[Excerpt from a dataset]
BEGIN

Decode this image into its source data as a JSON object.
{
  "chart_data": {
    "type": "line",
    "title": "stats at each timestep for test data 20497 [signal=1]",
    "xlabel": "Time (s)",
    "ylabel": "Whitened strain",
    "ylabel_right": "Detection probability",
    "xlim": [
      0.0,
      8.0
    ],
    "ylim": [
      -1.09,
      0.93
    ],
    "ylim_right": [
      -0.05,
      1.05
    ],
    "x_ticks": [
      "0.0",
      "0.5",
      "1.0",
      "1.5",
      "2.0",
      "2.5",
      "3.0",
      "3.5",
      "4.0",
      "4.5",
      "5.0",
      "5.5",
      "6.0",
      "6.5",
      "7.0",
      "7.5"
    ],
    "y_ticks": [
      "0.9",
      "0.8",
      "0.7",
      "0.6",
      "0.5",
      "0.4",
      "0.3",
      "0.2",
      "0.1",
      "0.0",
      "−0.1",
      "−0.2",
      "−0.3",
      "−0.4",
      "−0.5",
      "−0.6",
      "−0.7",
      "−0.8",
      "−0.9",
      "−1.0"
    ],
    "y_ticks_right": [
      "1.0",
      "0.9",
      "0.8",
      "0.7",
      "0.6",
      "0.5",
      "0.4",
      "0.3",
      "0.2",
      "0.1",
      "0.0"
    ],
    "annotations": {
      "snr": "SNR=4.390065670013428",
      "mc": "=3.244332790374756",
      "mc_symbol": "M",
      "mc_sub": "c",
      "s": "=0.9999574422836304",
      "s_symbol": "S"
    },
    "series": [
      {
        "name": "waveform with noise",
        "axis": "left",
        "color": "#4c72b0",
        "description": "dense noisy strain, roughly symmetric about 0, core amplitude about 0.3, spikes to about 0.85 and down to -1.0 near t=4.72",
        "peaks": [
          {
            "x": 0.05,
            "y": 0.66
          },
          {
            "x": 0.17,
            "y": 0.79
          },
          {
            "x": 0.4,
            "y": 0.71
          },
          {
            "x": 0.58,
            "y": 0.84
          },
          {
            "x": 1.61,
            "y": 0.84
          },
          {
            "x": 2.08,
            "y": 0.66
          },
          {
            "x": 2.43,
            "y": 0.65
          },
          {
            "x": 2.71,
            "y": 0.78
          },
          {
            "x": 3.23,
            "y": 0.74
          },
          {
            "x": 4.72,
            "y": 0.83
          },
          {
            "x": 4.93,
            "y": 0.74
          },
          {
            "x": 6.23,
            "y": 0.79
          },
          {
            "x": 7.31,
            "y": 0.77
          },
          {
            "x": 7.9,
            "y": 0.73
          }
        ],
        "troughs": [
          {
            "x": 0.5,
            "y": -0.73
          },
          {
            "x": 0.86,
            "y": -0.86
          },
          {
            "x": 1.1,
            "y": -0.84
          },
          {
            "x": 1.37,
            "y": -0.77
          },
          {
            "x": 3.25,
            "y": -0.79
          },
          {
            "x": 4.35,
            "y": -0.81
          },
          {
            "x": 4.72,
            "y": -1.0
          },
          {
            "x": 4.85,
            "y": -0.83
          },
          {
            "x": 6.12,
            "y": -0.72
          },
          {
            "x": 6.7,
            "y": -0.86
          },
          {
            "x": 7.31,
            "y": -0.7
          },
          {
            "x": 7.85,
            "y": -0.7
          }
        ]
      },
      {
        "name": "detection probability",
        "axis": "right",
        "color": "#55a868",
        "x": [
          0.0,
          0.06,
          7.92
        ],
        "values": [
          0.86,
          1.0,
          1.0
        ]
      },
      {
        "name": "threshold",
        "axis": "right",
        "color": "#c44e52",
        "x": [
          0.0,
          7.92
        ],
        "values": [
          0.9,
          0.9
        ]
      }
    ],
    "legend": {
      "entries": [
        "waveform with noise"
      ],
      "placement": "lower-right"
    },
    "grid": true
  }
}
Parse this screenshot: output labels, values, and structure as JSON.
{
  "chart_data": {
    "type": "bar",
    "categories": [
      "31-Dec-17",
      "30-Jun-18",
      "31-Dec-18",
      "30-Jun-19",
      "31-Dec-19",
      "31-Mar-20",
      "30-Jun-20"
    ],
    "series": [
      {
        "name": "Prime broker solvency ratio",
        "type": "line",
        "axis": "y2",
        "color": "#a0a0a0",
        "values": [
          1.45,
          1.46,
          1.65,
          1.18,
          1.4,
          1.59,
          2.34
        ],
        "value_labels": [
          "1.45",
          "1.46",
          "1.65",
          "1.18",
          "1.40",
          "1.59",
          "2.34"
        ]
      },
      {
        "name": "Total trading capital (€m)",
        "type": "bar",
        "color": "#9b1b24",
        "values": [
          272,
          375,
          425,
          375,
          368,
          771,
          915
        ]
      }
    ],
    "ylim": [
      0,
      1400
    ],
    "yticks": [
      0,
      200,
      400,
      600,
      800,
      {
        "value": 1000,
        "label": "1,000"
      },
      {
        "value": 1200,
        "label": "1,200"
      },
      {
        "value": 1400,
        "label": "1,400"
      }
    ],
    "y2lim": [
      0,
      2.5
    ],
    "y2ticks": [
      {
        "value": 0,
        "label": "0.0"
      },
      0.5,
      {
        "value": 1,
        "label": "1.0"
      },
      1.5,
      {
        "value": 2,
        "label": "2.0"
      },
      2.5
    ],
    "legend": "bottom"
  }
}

END

● **Instruction**:
Quote verbatim the line containing "Parse this screenshot: output" and every line after it through the end of the records above.

● **Expected output**:
Parse this screenshot: output labels, values, and structure as JSON.
{
  "chart_data": {
    "type": "bar",
    "categories": [
      "31-Dec-17",
      "30-Jun-18",
      "31-Dec-18",
      "30-Jun-19",
      "31-Dec-19",
      "31-Mar-20",
      "30-Jun-20"
    ],
    "series": [
      {
        "name": "Prime broker solvency ratio",
        "type": "line",
        "axis": "y2",
        "color": "#a0a0a0",
        "values": [
          1.45,
          1.46,
          1.65,
          1.18,
          1.4,
          1.59,
          2.34
        ],
        "value_labels": [
          "1.45",
          "1.46",
          "1.65",
          "1.18",
          "1.40",
          "1.59",
          "2.34"
        ]
      },
      {
        "name": "Total trading capital (€m)",
        "type": "bar",
        "color": "#9b1b24",
        "values": [
          272,
          375,
          425,
          375,
          368,
          771,
          915
        ]
      }
    ],
    "ylim": [
      0,
      1400
    ],
    "yticks": [
      0,
      200,
      400,
      600,
      800,
      {
        "value": 1000,
        "label": "1,000"
      },
      {
        "value": 1200,
        "label": "1,200"
      },
      {
        "value": 1400,
        "label": "1,400"
      }
    ],
    "y2lim": [
      0,
      2.5
    ],
    "y2ticks": [
      {
        "value": 0,
        "label": "0.0"
      },
      0.5,
      {
        "value": 1,
        "label": "1.0"
      },
      1.5,
      {
        "value": 2,
        "label": "2.0"
      },
      2.5
    ],
    "legend": "bottom"
  }
}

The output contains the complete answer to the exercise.